(Dataset items)
***
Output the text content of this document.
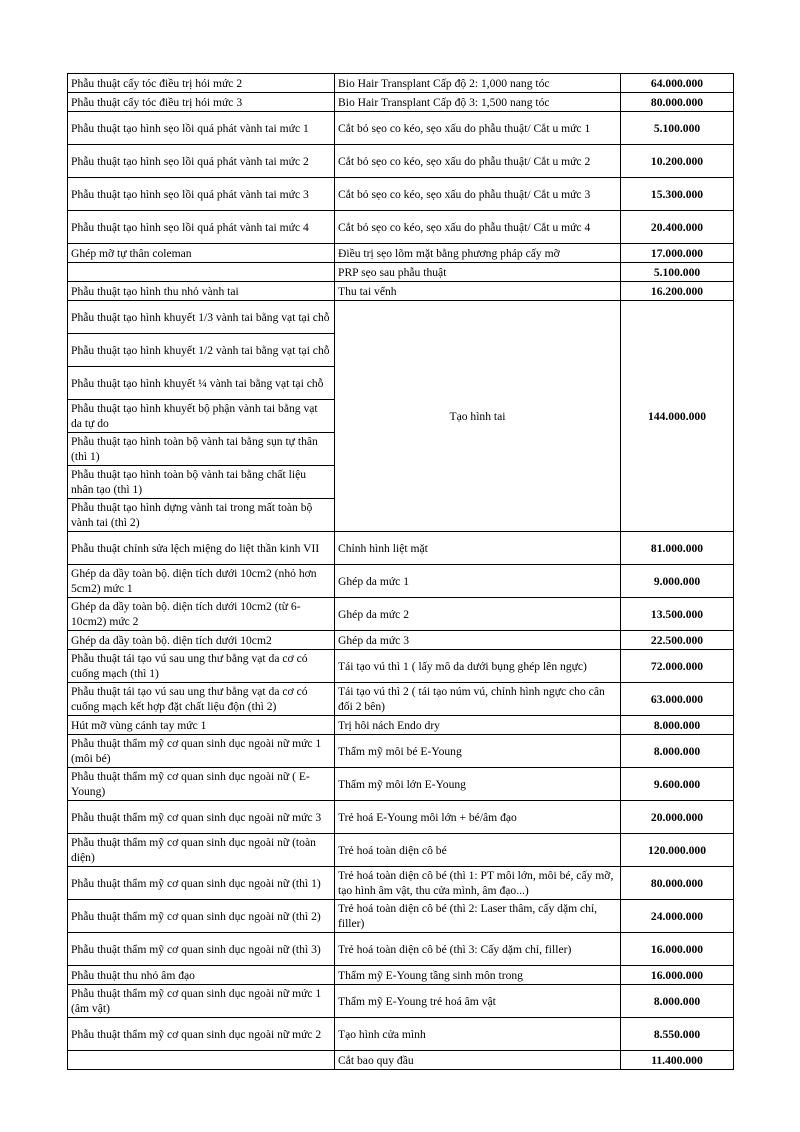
Phẫu thuật cấy tóc điều trị hói mức 2	Bio Hair Transplant Cấp độ 2: 1,000 nang tóc	64.000.000
Phẫu thuật cấy tóc điều trị hói mức 3	Bio Hair Transplant Cấp độ 3: 1,500 nang tóc	80.000.000
Phẫu thuật tạo hình sẹo lồi quá phát vành tai mức 1	Cắt bỏ sẹo co kéo, sẹo xấu do phẫu thuật/ Cắt u mức 1	5.100.000
Phẫu thuật tạo hình sẹo lồi quá phát vành tai mức 2	Cắt bỏ sẹo co kéo, sẹo xấu do phẫu thuật/ Cắt u mức 2	10.200.000
Phẫu thuật tạo hình sẹo lồi quá phát vành tai mức 3	Cắt bỏ sẹo co kéo, sẹo xấu do phẫu thuật/ Cắt u mức 3	15.300.000
Phẫu thuật tạo hình sẹo lồi quá phát vành tai mức 4	Cắt bỏ sẹo co kéo, sẹo xấu do phẫu thuật/ Cắt u mức 4	20.400.000
Ghép mỡ tự thân coleman	Điều trị sẹo lõm mặt bằng phương pháp cấy mỡ	17.000.000
	PRP sẹo sau phẫu thuật	5.100.000
Phẫu thuật tạo hình thu nhỏ vành tai	Thu tai vểnh	16.200.000
Phẫu thuật tạo hình khuyết 1/3 vành tai bằng vạt tại chỗ	Tạo hình tai	144.000.000
Phẫu thuật tạo hình khuyết 1/2 vành tai bằng vạt tại chỗ		
Phẫu thuật tạo hình khuyết ¼ vành tai bằng vạt tại chỗ		
Phẫu thuật tạo hình khuyết bộ phận vành tai bằng vạt da tự do		
Phẫu thuật tạo hình toàn bộ vành tai bằng sụn tự thân (thì 1)		
Phẫu thuật tạo hình toàn bộ vành tai bằng chất liệu nhân tạo (thì 1)		
Phẫu thuật tạo hình dựng vành tai trong mất toàn bộ vành tai (thì 2)		
Phẫu thuật chỉnh sửa lệch miệng do liệt thần kinh VII	Chỉnh hình liệt mặt	81.000.000
Ghép da dầy toàn bộ. diện tích dưới 10cm2 (nhỏ hơn 5cm2) mức 1	Ghép da mức 1	9.000.000
Ghép da dầy toàn bộ. diện tích dưới 10cm2 (từ 6-10cm2) mức 2	Ghép da mức 2	13.500.000
Ghép da dầy toàn bộ. diện tích dưới 10cm2	Ghép da mức 3	22.500.000
Phẫu thuật tái tạo vú sau ung thư bằng vạt da cơ có cuống mạch (thì 1)	Tái tạo vú thì 1 ( lấy mô da dưới bụng ghép lên ngực)	72.000.000
Phẫu thuật tái tạo vú sau ung thư bằng vạt da cơ có cuống mạch kết hợp đặt chất liệu độn (thì 2)	Tái tạo vú thì 2 ( tái tạo núm vú, chỉnh hình ngực cho cân đối 2 bên)	63.000.000
Hút mỡ vùng cánh tay mức 1	Trị hôi nách Endo dry	8.000.000
Phẫu thuật thẩm mỹ cơ quan sinh dục ngoài nữ mức 1 (môi bé)	Thẩm mỹ môi bé E-Young	8.000.000
Phẫu thuật thẩm mỹ cơ quan sinh dục ngoài nữ ( E-Young)	Thẩm mỹ môi lớn E-Young	9.600.000
Phẫu thuật thẩm mỹ cơ quan sinh dục ngoài nữ mức 3	Trẻ hoá E-Young môi lớn + bé/âm đạo	20.000.000
Phẫu thuật thẩm mỹ cơ quan sinh dục ngoài nữ (toàn diện)	Trẻ hoá toàn diện cô bé	120.000.000
Phẫu thuật thẩm mỹ cơ quan sinh dục ngoài nữ (thì 1)	Trẻ hoá toàn diện cô bé (thì 1: PT môi lớn, môi bé, cấy mỡ, tạo hình âm vật, thu cửa mình, âm đạo...)	80.000.000
Phẫu thuật thẩm mỹ cơ quan sinh dục ngoài nữ (thì 2)	Trẻ hoá toàn diện cô bé (thì 2: Laser thâm, cấy dặm chỉ, filler)	24.000.000
Phẫu thuật thẩm mỹ cơ quan sinh dục ngoài nữ (thì 3)	Trẻ hoá toàn diện cô bé (thì 3: Cấy dặm chỉ, filler)	16.000.000
Phẫu thuật thu nhỏ âm đạo	Thẩm mỹ E-Young tầng sinh môn trong	16.000.000
Phẫu thuật thẩm mỹ cơ quan sinh dục ngoài nữ mức 1 (âm vật)	Thẩm mỹ E-Young trẻ hoá âm vật	8.000.000
Phẫu thuật thẩm mỹ cơ quan sinh dục ngoài nữ mức 2	Tạo hình cửa mình	8.550.000
	Cắt bao quy đầu	11.400.000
***
Set exercise:
Strip out the images, then output the records above word for word.

Task output:
Output the text content of this document.
Phẫu thuật cấy tóc điều trị hói mức 2	Bio Hair Transplant Cấp độ 2: 1,000 nang tóc	64.000.000
Phẫu thuật cấy tóc điều trị hói mức 3	Bio Hair Transplant Cấp độ 3: 1,500 nang tóc	80.000.000
Phẫu thuật tạo hình sẹo lồi quá phát vành tai mức 1	Cắt bỏ sẹo co kéo, sẹo xấu do phẫu thuật/ Cắt u mức 1	5.100.000
Phẫu thuật tạo hình sẹo lồi quá phát vành tai mức 2	Cắt bỏ sẹo co kéo, sẹo xấu do phẫu thuật/ Cắt u mức 2	10.200.000
Phẫu thuật tạo hình sẹo lồi quá phát vành tai mức 3	Cắt bỏ sẹo co kéo, sẹo xấu do phẫu thuật/ Cắt u mức 3	15.300.000
Phẫu thuật tạo hình sẹo lồi quá phát vành tai mức 4	Cắt bỏ sẹo co kéo, sẹo xấu do phẫu thuật/ Cắt u mức 4	20.400.000
Ghép mỡ tự thân coleman	Điều trị sẹo lõm mặt bằng phương pháp cấy mỡ	17.000.000
	PRP sẹo sau phẫu thuật	5.100.000
Phẫu thuật tạo hình thu nhỏ vành tai	Thu tai vểnh	16.200.000
Phẫu thuật tạo hình khuyết 1/3 vành tai bằng vạt tại chỗ	Tạo hình tai	144.000.000
Phẫu thuật tạo hình khuyết 1/2 vành tai bằng vạt tại chỗ		
Phẫu thuật tạo hình khuyết ¼ vành tai bằng vạt tại chỗ		
Phẫu thuật tạo hình khuyết bộ phận vành tai bằng vạt da tự do		
Phẫu thuật tạo hình toàn bộ vành tai bằng sụn tự thân (thì 1)		
Phẫu thuật tạo hình toàn bộ vành tai bằng chất liệu nhân tạo (thì 1)		
Phẫu thuật tạo hình dựng vành tai trong mất toàn bộ vành tai (thì 2)		
Phẫu thuật chỉnh sửa lệch miệng do liệt thần kinh VII	Chỉnh hình liệt mặt	81.000.000
Ghép da dầy toàn bộ. diện tích dưới 10cm2 (nhỏ hơn 5cm2) mức 1	Ghép da mức 1	9.000.000
Ghép da dầy toàn bộ. diện tích dưới 10cm2 (từ 6-10cm2) mức 2	Ghép da mức 2	13.500.000
Ghép da dầy toàn bộ. diện tích dưới 10cm2	Ghép da mức 3	22.500.000
Phẫu thuật tái tạo vú sau ung thư bằng vạt da cơ có cuống mạch (thì 1)	Tái tạo vú thì 1 ( lấy mô da dưới bụng ghép lên ngực)	72.000.000
Phẫu thuật tái tạo vú sau ung thư bằng vạt da cơ có cuống mạch kết hợp đặt chất liệu độn (thì 2)	Tái tạo vú thì 2 ( tái tạo núm vú, chỉnh hình ngực cho cân đối 2 bên)	63.000.000
Hút mỡ vùng cánh tay mức 1	Trị hôi nách Endo dry	8.000.000
Phẫu thuật thẩm mỹ cơ quan sinh dục ngoài nữ mức 1 (môi bé)	Thẩm mỹ môi bé E-Young	8.000.000
Phẫu thuật thẩm mỹ cơ quan sinh dục ngoài nữ ( E-Young)	Thẩm mỹ môi lớn E-Young	9.600.000
Phẫu thuật thẩm mỹ cơ quan sinh dục ngoài nữ mức 3	Trẻ hoá E-Young môi lớn + bé/âm đạo	20.000.000
Phẫu thuật thẩm mỹ cơ quan sinh dục ngoài nữ (toàn diện)	Trẻ hoá toàn diện cô bé	120.000.000
Phẫu thuật thẩm mỹ cơ quan sinh dục ngoài nữ (thì 1)	Trẻ hoá toàn diện cô bé (thì 1: PT môi lớn, môi bé, cấy mỡ, tạo hình âm vật, thu cửa mình, âm đạo...)	80.000.000
Phẫu thuật thẩm mỹ cơ quan sinh dục ngoài nữ (thì 2)	Trẻ hoá toàn diện cô bé (thì 2: Laser thâm, cấy dặm chỉ, filler)	24.000.000
Phẫu thuật thẩm mỹ cơ quan sinh dục ngoài nữ (thì 3)	Trẻ hoá toàn diện cô bé (thì 3: Cấy dặm chỉ, filler)	16.000.000
Phẫu thuật thu nhỏ âm đạo	Thẩm mỹ E-Young tầng sinh môn trong	16.000.000
Phẫu thuật thẩm mỹ cơ quan sinh dục ngoài nữ mức 1 (âm vật)	Thẩm mỹ E-Young trẻ hoá âm vật	8.000.000
Phẫu thuật thẩm mỹ cơ quan sinh dục ngoài nữ mức 2	Tạo hình cửa mình	8.550.000
	Cắt bao quy đầu	11.400.000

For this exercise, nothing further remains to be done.